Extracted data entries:
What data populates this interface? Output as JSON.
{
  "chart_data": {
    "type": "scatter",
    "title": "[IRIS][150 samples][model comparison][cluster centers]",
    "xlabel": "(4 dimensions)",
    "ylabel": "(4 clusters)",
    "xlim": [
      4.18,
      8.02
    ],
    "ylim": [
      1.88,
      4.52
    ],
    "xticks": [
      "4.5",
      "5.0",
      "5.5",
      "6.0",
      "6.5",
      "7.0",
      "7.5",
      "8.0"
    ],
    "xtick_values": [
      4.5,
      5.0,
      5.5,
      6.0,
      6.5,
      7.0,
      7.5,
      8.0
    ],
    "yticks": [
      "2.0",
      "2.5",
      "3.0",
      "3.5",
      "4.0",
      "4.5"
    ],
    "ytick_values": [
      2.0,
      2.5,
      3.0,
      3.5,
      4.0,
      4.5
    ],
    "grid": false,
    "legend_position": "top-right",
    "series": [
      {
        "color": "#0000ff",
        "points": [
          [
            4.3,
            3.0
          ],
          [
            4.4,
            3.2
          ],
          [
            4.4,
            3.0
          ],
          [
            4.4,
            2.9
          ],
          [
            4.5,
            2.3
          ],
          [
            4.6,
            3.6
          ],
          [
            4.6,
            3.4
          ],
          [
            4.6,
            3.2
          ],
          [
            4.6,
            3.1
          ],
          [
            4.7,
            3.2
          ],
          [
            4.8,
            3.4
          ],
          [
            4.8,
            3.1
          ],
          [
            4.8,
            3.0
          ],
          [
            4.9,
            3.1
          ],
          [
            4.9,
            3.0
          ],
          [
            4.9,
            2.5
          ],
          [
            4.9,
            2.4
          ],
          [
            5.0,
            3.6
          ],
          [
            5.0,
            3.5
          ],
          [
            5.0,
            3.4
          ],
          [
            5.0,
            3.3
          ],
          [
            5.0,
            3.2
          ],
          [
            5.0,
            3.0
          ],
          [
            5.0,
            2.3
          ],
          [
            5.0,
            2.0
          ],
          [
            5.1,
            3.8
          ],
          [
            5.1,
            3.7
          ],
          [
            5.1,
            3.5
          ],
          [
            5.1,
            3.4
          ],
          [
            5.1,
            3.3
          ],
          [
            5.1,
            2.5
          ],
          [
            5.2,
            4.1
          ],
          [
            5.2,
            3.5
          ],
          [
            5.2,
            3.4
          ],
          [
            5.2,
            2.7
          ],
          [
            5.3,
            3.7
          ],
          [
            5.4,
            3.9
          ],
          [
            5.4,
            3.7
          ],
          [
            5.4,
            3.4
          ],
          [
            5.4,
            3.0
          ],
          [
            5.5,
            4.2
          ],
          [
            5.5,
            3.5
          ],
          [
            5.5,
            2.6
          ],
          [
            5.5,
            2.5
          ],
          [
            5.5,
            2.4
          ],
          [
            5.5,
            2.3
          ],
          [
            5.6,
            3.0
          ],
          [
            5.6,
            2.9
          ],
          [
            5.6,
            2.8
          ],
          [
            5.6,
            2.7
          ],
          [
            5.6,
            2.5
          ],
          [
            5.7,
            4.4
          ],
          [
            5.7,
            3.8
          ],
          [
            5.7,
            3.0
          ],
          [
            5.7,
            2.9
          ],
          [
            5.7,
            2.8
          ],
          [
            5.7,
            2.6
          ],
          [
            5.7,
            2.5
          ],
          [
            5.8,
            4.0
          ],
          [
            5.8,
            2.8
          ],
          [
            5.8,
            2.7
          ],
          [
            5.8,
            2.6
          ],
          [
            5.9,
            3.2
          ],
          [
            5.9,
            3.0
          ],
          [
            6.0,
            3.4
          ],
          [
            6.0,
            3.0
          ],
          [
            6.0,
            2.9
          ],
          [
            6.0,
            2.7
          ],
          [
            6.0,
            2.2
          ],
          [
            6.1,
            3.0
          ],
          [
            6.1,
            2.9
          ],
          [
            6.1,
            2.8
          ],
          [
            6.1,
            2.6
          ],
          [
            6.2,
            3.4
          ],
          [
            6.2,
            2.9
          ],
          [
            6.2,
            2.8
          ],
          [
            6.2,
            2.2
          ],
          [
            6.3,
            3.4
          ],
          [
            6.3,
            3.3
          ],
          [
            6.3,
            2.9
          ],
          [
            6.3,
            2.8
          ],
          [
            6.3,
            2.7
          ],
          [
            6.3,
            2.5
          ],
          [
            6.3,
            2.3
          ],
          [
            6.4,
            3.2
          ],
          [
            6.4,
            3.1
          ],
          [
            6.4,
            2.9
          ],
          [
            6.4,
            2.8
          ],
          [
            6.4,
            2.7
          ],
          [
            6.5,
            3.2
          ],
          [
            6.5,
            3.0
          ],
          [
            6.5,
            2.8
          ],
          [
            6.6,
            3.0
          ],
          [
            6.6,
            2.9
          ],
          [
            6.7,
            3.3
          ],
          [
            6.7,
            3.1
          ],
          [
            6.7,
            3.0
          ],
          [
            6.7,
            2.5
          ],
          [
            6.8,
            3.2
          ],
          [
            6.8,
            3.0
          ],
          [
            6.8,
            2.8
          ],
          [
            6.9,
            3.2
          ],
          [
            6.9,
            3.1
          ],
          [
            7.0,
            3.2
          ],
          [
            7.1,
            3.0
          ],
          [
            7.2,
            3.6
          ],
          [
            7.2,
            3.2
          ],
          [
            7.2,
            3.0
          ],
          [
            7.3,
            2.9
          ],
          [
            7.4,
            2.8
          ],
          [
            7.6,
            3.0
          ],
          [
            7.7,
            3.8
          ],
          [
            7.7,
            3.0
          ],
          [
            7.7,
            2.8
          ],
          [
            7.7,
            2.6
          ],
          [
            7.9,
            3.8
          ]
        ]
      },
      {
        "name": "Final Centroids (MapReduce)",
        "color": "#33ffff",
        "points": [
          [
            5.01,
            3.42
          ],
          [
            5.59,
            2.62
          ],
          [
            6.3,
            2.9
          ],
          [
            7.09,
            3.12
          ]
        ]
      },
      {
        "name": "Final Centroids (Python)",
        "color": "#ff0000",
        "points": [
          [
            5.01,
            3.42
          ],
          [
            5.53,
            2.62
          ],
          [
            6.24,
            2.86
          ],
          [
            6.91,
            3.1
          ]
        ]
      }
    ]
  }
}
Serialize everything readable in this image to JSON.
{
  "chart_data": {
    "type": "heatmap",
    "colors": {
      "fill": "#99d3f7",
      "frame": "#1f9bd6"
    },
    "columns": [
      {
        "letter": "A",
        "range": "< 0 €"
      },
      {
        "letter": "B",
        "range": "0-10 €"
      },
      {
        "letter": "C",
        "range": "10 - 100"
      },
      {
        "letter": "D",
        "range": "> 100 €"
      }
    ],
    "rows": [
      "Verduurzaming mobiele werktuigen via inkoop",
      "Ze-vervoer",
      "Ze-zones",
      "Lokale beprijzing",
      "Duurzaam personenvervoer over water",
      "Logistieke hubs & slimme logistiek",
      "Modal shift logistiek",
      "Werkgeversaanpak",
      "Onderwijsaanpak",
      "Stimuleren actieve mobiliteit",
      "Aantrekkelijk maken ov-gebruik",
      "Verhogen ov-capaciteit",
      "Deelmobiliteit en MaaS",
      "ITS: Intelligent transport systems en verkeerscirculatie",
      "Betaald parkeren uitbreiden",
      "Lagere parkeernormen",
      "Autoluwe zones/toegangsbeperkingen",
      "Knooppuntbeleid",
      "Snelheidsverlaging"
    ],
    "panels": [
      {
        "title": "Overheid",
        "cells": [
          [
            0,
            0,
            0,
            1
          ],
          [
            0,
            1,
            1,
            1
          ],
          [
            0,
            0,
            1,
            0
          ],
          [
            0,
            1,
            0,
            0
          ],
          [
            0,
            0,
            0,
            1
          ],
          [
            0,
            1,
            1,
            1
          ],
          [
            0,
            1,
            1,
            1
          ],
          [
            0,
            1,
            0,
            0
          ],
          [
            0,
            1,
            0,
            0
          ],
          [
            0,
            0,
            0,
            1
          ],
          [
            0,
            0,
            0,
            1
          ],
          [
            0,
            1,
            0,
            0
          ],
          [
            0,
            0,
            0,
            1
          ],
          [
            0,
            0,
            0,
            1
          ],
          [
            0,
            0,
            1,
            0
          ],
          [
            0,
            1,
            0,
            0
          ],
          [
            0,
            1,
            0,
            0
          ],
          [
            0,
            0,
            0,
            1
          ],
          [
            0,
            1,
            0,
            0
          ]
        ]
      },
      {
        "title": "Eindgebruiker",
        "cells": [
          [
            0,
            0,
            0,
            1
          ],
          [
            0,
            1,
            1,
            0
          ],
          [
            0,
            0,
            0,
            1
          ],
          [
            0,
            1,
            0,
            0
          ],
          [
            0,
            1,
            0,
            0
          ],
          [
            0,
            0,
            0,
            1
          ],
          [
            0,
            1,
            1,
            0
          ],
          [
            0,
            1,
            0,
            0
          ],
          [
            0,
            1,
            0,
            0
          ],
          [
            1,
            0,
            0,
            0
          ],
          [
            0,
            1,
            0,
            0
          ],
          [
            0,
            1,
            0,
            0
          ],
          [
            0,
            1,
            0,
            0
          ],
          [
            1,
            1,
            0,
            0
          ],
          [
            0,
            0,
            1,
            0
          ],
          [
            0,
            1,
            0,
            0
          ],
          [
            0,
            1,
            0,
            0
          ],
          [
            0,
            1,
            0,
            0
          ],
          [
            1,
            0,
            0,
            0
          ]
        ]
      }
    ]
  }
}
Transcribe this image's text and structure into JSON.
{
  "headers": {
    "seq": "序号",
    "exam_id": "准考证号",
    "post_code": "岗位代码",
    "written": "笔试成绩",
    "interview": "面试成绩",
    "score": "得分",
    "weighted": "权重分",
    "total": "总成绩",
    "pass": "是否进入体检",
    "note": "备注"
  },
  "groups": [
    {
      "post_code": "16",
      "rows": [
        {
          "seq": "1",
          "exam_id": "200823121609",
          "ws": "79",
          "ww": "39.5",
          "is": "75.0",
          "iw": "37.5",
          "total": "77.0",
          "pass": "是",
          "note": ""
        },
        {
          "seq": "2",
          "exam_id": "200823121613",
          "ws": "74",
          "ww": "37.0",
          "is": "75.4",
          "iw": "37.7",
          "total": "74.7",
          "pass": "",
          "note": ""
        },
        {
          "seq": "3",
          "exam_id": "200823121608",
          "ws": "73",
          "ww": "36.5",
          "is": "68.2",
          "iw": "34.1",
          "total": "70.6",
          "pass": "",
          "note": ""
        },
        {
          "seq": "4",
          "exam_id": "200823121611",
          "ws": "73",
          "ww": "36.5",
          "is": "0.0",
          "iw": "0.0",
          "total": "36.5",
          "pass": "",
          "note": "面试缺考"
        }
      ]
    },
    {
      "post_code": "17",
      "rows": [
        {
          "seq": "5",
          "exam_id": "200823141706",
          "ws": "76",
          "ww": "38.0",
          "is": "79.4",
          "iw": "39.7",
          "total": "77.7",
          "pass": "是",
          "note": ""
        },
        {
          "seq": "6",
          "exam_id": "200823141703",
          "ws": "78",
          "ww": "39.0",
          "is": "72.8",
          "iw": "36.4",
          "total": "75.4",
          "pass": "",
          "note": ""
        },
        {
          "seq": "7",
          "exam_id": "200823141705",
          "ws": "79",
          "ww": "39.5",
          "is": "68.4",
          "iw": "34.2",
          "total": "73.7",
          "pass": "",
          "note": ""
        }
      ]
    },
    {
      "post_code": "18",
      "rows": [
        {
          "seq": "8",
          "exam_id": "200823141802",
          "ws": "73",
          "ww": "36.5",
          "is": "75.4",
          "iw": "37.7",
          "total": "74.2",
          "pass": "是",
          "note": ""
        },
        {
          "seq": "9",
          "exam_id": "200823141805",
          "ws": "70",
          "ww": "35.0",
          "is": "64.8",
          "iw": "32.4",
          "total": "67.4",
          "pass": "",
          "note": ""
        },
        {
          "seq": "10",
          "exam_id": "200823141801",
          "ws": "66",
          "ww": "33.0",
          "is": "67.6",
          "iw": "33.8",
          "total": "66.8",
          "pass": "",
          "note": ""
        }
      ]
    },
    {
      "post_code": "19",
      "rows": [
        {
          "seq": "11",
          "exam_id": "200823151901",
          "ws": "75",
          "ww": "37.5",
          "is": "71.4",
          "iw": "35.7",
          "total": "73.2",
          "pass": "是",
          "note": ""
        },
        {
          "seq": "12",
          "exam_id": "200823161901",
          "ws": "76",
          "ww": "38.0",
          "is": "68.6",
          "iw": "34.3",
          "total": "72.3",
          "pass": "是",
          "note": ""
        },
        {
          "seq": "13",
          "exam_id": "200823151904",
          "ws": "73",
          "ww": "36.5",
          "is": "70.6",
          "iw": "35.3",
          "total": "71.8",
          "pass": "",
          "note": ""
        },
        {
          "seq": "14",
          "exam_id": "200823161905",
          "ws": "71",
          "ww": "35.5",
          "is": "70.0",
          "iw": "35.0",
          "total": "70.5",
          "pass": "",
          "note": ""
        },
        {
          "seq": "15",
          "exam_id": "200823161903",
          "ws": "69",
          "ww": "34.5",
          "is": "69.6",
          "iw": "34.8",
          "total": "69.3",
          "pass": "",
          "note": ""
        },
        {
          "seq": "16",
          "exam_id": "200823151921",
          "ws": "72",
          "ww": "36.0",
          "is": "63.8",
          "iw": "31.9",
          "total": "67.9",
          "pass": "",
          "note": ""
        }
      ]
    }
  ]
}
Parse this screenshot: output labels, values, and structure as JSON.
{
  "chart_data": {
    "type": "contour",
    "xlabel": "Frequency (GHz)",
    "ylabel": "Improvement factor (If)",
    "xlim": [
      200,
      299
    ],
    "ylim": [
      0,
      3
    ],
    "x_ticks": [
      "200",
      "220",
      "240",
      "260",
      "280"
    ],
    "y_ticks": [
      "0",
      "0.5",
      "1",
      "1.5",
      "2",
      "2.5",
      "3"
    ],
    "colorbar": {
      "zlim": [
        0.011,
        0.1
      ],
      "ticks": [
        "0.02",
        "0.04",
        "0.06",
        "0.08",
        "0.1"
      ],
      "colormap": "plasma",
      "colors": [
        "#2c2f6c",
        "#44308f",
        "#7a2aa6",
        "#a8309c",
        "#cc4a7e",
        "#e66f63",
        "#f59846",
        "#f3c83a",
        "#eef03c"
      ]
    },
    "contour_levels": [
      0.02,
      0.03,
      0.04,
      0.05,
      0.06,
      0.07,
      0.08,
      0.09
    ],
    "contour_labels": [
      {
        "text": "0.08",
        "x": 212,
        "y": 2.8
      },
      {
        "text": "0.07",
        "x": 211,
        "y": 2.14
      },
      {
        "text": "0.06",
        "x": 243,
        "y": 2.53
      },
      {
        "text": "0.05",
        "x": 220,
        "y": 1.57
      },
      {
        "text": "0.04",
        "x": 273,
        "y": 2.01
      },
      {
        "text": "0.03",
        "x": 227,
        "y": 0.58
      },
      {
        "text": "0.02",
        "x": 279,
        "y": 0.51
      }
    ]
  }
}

◆ TASK STATEMENT ◆
Pick out and copy every line that contains the word "Final".

◆ WRITTEN RESPONSE ◆
        "name": "Final Centroids (MapReduce)",
        "name": "Final Centroids (Python)",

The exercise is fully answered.